* **CHALLENGE**
Which lines hold the word "screenshot"? Show each of them.
* BEGIN RECORD SET *
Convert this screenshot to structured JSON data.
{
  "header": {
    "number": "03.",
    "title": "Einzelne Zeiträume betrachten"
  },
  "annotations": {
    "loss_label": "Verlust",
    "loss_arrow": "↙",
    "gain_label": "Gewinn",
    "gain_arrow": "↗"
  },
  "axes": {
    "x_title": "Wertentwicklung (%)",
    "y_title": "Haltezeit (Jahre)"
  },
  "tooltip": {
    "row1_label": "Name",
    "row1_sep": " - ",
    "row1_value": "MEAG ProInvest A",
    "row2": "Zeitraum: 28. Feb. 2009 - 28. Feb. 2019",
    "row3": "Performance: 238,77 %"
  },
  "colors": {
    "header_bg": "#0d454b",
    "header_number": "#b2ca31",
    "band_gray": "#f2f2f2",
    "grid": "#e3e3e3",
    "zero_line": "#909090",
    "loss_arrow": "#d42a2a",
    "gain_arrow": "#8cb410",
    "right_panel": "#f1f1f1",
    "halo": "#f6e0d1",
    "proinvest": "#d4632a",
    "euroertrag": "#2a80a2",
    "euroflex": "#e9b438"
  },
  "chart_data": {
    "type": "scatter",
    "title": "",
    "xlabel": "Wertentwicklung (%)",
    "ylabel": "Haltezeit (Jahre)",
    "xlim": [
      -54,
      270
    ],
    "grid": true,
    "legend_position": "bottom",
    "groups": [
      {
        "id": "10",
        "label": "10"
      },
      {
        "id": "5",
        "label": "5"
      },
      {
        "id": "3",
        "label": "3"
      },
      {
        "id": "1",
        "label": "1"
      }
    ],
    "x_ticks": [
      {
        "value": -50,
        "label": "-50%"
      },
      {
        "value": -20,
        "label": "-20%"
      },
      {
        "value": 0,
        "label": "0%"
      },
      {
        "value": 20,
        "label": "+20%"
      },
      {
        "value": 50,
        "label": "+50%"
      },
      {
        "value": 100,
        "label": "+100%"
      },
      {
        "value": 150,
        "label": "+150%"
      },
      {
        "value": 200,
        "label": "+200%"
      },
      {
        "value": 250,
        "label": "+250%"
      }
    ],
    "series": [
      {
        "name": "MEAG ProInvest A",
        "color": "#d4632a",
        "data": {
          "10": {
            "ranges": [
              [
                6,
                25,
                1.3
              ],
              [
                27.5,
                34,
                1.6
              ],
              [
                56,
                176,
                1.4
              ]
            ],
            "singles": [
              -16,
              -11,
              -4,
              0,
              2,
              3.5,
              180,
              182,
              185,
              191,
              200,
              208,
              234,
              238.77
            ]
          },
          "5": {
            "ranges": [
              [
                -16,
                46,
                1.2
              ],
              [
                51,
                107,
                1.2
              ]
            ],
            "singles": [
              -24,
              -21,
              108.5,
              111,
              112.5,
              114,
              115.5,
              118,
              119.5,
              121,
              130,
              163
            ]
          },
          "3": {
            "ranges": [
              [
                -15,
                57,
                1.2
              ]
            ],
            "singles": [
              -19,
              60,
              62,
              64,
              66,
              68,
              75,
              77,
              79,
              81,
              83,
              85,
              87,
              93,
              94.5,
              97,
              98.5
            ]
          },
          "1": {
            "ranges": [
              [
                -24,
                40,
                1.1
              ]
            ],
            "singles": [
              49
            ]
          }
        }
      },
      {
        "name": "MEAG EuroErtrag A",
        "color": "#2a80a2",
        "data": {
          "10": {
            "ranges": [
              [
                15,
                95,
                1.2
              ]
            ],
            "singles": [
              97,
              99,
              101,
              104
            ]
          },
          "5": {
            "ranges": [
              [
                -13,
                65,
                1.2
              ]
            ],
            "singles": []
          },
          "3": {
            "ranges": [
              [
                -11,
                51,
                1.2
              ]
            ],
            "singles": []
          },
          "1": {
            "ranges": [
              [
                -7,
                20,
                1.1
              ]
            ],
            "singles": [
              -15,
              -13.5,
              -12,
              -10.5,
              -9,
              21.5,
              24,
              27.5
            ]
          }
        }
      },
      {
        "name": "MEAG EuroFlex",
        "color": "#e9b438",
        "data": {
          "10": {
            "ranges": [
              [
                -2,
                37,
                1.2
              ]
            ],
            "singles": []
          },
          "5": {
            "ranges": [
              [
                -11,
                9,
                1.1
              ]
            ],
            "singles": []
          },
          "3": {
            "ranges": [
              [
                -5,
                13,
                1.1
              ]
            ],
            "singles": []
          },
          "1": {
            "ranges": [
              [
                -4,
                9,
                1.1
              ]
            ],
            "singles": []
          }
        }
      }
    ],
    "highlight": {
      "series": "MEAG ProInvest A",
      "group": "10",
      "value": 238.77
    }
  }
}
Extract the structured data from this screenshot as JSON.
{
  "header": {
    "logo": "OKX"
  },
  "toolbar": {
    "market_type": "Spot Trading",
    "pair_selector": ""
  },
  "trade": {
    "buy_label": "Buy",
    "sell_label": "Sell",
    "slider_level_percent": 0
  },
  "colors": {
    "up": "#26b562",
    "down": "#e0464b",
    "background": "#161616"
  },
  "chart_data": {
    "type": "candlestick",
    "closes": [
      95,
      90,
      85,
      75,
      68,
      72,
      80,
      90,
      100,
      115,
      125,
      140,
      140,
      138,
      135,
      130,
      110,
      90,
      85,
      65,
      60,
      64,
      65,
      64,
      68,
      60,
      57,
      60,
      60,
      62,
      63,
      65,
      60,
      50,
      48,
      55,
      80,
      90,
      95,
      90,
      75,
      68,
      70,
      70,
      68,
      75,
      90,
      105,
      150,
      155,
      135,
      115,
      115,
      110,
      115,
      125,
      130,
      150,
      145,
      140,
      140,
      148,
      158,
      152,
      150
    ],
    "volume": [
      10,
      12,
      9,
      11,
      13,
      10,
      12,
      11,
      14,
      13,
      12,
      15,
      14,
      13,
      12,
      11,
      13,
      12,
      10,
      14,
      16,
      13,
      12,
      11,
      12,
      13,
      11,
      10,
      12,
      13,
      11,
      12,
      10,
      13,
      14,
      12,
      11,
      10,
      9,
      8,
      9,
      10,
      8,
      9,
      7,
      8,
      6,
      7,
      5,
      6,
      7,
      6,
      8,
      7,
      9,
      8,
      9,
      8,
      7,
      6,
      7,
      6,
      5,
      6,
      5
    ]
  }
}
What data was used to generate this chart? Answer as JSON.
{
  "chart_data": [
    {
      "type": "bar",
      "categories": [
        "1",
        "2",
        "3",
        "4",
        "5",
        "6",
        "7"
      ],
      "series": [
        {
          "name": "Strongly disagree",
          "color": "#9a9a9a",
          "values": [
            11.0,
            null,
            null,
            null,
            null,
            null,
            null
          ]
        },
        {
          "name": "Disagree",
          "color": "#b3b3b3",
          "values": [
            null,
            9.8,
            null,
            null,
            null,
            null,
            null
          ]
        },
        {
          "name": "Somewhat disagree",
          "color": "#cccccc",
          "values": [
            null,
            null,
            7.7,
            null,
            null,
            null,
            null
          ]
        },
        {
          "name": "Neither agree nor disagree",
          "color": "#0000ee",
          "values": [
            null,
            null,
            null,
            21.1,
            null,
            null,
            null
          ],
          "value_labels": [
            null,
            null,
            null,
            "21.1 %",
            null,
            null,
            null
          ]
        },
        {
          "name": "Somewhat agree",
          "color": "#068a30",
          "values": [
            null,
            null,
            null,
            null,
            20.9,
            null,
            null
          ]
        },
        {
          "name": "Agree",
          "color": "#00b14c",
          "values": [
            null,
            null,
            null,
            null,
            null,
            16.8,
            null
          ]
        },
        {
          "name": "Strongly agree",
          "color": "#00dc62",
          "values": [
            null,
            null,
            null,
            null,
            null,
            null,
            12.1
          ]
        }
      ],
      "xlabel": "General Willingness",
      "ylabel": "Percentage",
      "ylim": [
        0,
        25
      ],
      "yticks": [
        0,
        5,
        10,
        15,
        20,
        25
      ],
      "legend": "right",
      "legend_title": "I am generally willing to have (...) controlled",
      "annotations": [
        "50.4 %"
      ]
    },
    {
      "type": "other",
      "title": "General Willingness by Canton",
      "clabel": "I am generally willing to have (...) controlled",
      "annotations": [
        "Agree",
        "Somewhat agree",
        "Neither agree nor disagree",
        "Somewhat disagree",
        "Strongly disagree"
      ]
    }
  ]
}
* END RECORD SET *
* **RESULT OF THIS TASK**
Convert this screenshot to structured JSON data.
Extract the structured data from this screenshot as JSON.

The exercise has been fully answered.